● **REQUIRED WORK**
a) Answer these questions from the text about the Laquan McDonald video:
(i) How old was Laquan McDonald?
(ii) What hashtag was trending on Twitter in Chicago on Wednesday morning?
(iii) How many times did Officer Jason Van Dyke shoot McDonald?
b) For each statement, decide whether it agrees with the text about the Laquan McDonald video. Support each yes or no with the deciding words of the text, quoted exactly.
(i) Emanuel said releasing the video would be premature because of an ongoing FBI investigation.
(ii) Charges against Officer Jason Van Dyke were filed within a month of the shooting.
(iii) Critics also attacked Cook County State's Attorney Anita Alvarez.
c) Reproduce word for word the passage of the text about the Laquan McDonald video starting with "Chicago residents and" and going on through "to the public.".

Chicago residents and activists have taken to social media following the release of the dash-cam video showing the fatal shooting of 17-year-old Laquan McDonald to call for the resignation of Mayor Rahm Emanuel, who has come under fire recently for his stance on the release of the video.
On Wednesday morning, the hashtag #ResignRahm was trending on Twitter in Chicago. More than a week before the video was released to the public, Emanuel said it would be premature to release it due to the ongoing FBI investigation.
Critics attacked Emanuel, along with Chicago Police Supt. Garry McCarthy and Cook County State's Attorney Anita Alvarez, for the 13 months it took to file charges against Officer Jason Van Dyke, who shot McDonald 16 times, and release the video to the public.

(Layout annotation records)
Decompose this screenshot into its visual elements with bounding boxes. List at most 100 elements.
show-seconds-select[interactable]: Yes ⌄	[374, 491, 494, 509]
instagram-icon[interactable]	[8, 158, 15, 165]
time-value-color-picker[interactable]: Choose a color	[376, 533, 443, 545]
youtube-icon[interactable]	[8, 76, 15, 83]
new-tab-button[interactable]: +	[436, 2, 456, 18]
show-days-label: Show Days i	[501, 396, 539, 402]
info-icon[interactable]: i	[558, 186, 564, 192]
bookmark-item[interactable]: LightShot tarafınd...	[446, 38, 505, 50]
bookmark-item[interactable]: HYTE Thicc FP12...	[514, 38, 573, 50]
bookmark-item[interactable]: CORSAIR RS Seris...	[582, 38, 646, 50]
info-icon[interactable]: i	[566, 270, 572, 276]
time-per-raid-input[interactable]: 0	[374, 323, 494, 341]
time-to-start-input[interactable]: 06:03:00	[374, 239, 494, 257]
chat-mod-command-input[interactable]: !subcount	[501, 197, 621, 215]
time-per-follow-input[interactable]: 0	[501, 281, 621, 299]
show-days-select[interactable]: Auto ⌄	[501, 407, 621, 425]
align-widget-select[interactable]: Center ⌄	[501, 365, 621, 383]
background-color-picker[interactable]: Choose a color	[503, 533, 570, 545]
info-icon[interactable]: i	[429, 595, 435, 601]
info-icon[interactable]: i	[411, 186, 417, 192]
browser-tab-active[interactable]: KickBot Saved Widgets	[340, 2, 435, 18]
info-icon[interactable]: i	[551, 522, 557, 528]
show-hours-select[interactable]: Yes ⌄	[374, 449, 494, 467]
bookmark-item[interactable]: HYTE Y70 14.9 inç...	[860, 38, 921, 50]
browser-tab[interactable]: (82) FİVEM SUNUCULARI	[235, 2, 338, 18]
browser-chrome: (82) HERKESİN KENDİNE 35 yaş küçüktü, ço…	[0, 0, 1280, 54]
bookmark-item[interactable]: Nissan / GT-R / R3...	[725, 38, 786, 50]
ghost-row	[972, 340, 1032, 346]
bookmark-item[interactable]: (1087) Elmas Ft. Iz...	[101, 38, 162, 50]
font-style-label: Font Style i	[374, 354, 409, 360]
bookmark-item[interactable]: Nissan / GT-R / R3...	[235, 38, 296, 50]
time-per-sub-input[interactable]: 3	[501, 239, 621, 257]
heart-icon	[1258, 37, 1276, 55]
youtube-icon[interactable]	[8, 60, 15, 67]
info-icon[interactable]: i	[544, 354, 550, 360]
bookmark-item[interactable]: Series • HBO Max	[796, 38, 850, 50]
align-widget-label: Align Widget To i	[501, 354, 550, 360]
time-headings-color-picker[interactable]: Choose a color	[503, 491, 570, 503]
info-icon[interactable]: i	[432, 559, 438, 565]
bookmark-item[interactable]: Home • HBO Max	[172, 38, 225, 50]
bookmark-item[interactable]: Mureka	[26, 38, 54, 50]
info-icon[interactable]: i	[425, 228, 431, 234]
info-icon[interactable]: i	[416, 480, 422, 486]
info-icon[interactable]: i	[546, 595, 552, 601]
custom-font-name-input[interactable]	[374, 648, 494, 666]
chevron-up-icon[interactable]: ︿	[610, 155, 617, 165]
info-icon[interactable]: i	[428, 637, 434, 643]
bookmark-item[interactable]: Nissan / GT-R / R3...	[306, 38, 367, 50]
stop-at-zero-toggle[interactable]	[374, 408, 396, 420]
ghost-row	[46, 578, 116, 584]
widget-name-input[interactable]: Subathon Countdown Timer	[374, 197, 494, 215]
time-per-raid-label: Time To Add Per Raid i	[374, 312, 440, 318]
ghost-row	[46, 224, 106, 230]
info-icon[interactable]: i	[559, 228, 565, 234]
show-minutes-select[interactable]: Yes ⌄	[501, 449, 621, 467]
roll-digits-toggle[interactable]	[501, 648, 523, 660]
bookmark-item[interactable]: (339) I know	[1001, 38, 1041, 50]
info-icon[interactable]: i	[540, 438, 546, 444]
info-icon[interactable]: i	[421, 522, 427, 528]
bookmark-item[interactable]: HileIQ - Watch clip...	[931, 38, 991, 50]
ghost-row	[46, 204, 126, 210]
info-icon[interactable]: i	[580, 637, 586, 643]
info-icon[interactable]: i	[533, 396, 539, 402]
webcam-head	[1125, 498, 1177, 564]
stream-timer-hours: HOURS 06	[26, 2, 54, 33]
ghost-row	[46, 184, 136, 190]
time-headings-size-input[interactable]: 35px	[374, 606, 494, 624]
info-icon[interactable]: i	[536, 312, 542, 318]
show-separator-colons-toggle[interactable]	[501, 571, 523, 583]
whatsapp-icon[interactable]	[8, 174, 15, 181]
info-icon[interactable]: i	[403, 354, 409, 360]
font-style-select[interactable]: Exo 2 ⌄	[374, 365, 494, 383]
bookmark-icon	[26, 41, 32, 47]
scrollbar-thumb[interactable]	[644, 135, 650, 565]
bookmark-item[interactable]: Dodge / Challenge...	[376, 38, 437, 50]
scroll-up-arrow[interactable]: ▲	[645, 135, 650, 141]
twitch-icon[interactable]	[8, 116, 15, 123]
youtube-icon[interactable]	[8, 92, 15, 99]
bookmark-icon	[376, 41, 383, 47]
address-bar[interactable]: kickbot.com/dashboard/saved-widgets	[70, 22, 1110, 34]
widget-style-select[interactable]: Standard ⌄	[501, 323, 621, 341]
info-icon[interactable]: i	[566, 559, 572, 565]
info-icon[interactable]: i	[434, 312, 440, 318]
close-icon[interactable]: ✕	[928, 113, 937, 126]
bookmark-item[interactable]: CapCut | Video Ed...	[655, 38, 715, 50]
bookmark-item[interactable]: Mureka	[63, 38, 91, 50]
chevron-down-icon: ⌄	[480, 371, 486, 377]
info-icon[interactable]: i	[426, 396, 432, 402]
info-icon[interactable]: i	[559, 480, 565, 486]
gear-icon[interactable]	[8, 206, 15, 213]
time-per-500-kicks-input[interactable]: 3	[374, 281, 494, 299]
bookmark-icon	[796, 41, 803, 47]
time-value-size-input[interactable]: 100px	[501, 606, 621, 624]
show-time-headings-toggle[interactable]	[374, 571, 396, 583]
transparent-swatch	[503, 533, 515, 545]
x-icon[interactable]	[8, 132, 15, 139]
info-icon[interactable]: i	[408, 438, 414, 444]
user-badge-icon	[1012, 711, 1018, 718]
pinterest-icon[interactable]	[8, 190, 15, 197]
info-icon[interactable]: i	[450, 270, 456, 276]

● **RESPONSES PER TASK**
a)
(i) 17 years old
(ii) #ResignRahm
(iii) 16 times

b)
(i) Yes: "Emanuel said it would be premature to release it due to the ongoing FBI investigation"
(ii) No: "the 13 months it took to file charges against Officer Jason Van Dyke"
(iii) Yes: "along with Chicago Police Supt. Garry McCarthy and Cook County State's Attorney Anita Alvarez"

c)
Chicago residents and activists have taken to social media following the release of the dash-cam video showing the fatal shooting of 17-year-old Laquan McDonald to call for the resignation of Mayor Rahm Emanuel, who has come under fire recently for his stance on the release of the video.
On Wednesday morning, the hashtag #ResignRahm was trending on Twitter in Chicago. More than a week before the video was released to the public, Emanuel said it would be premature to release it due to the ongoing FBI investigation.
Critics attacked Emanuel, along with Chicago Police Supt. Garry McCarthy and Cook County State's Attorney Anita Alvarez, for the 13 months it took to file charges against Officer Jason Van Dyke, who shot McDonald 16 times, and release the video to the public.